EXERCISE DETAILS:
Take each line containing "conversion" and report it exactly as written.

RECORDS SUPPLIED:
┄┄┄┄┄┄┄┄┄┄
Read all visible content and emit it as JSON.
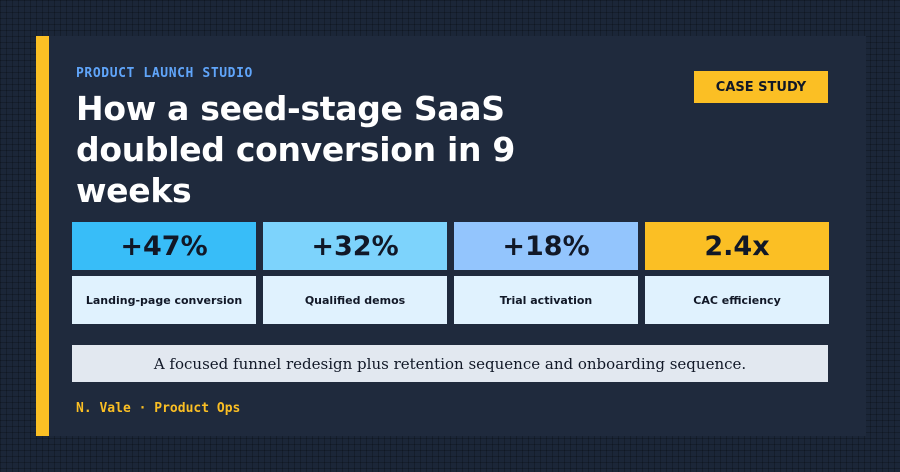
{
  "header": {
    "eyebrow": "PRODUCT LAUNCH STUDIO",
    "badge": "CASE STUDY",
    "title": "How a seed-stage SaaS doubled conversion in 9 weeks"
  },
  "stats": [
    {
      "value": "+47%",
      "label": "Landing-page conversion",
      "color": "#38bdf8"
    },
    {
      "value": "+32%",
      "label": "Qualified demos",
      "color": "#7dd3fc"
    },
    {
      "value": "+18%",
      "label": "Trial activation",
      "color": "#93c5fd"
    },
    {
      "value": "2.4x",
      "label": "CAC efficiency",
      "color": "#fbbf24"
    }
  ],
  "summary": "A focused funnel redesign plus retention sequence and onboarding sequence.",
  "byline": "N. Vale · Product Ops",
  "colors": {
    "accent": "#fbbf24",
    "eyebrow": "#60a5fa",
    "card_background": "#1f2a3d"
  }
}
┄┄┄┄┄┄┄┄┄┄
EXERCISE ANSWER:
    "title": "How a seed-stage SaaS doubled conversion in 9 weeks"
      "label": "Landing-page conversion",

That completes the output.